Dataset items
= = = =

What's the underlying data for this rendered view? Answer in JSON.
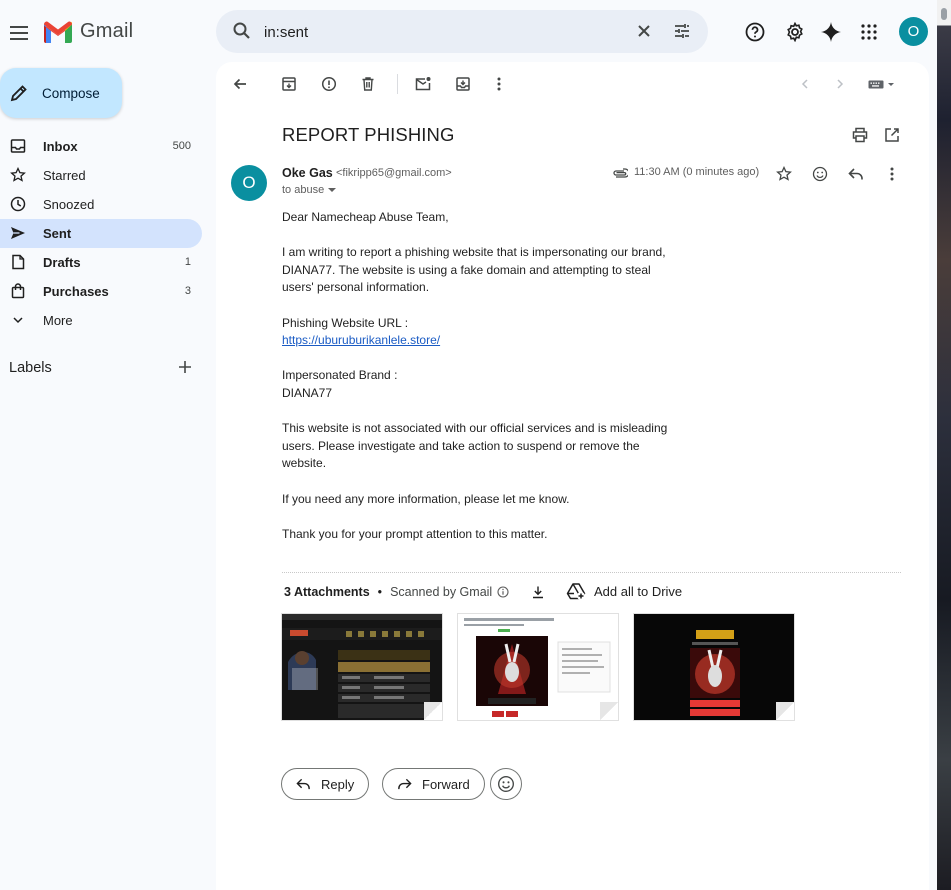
{
  "app": {
    "name": "Gmail"
  },
  "search": {
    "value": "in:sent"
  },
  "user": {
    "initial": "O"
  },
  "compose": {
    "label": "Compose"
  },
  "nav": [
    {
      "label": "Inbox",
      "count": "500",
      "bold": true
    },
    {
      "label": "Starred",
      "count": ""
    },
    {
      "label": "Snoozed",
      "count": ""
    },
    {
      "label": "Sent",
      "count": "",
      "bold": true,
      "active": true
    },
    {
      "label": "Drafts",
      "count": "1",
      "bold": true
    },
    {
      "label": "Purchases",
      "count": "3",
      "bold": true
    },
    {
      "label": "More",
      "count": ""
    }
  ],
  "labels": {
    "title": "Labels"
  },
  "email": {
    "subject": "REPORT PHISHING",
    "sender_initial": "O",
    "sender_name": "Oke Gas",
    "sender_email": "<fikripp65@gmail.com>",
    "to": "to abuse",
    "time": "11:30 AM (0 minutes ago)",
    "greeting": "Dear Namecheap Abuse Team,",
    "para1": "I am writing to report a phishing website that is impersonating our brand, DIANA77. The website is using a fake domain and attempting to steal users' personal information.",
    "url_label": "Phishing Website URL :",
    "url": "https://uburuburikanlele.store/",
    "brand_label": "Impersonated Brand :",
    "brand": "DIANA77",
    "para2": "This website is not associated with our official services and is misleading users. Please investigate and take action to suspend or remove the website.",
    "para3": "If you need any more information, please let me know.",
    "para4": "Thank you for your prompt attention to this matter."
  },
  "attachments": {
    "count_label": "3 Attachments",
    "separator": "•",
    "scanned": "Scanned by Gmail",
    "add_all": "Add all to Drive"
  },
  "actions": {
    "reply": "Reply",
    "forward": "Forward"
  },
  "colors": {
    "accent": "#c2e7ff",
    "avatar": "#0a8fa0",
    "active_nav": "#d3e3fd",
    "link": "#1a5bc4"
  }
}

= = = =

Leave out the pictures and retype every line above exactly.

> **EXPECTED ANSWER**:
What's the underlying data for this rendered view? Answer in JSON.
{
  "app": {
    "name": "Gmail"
  },
  "search": {
    "value": "in:sent"
  },
  "user": {
    "initial": "O"
  },
  "compose": {
    "label": "Compose"
  },
  "nav": [
    {
      "label": "Inbox",
      "count": "500",
      "bold": true
    },
    {
      "label": "Starred",
      "count": ""
    },
    {
      "label": "Snoozed",
      "count": ""
    },
    {
      "label": "Sent",
      "count": "",
      "bold": true,
      "active": true
    },
    {
      "label": "Drafts",
      "count": "1",
      "bold": true
    },
    {
      "label": "Purchases",
      "count": "3",
      "bold": true
    },
    {
      "label": "More",
      "count": ""
    }
  ],
  "labels": {
    "title": "Labels"
  },
  "email": {
    "subject": "REPORT PHISHING",
    "sender_initial": "O",
    "sender_name": "Oke Gas",
    "sender_email": "<fikripp65@gmail.com>",
    "to": "to abuse",
    "time": "11:30 AM (0 minutes ago)",
    "greeting": "Dear Namecheap Abuse Team,",
    "para1": "I am writing to report a phishing website that is impersonating our brand, DIANA77. The website is using a fake domain and attempting to steal users' personal information.",
    "url_label": "Phishing Website URL :",
    "url": "https://uburuburikanlele.store/",
    "brand_label": "Impersonated Brand :",
    "brand": "DIANA77",
    "para2": "This website is not associated with our official services and is misleading users. Please investigate and take action to suspend or remove the website.",
    "para3": "If you need any more information, please let me know.",
    "para4": "Thank you for your prompt attention to this matter."
  },
  "attachments": {
    "count_label": "3 Attachments",
    "separator": "•",
    "scanned": "Scanned by Gmail",
    "add_all": "Add all to Drive"
  },
  "actions": {
    "reply": "Reply",
    "forward": "Forward"
  },
  "colors": {
    "accent": "#c2e7ff",
    "avatar": "#0a8fa0",
    "active_nav": "#d3e3fd",
    "link": "#1a5bc4"
  }
}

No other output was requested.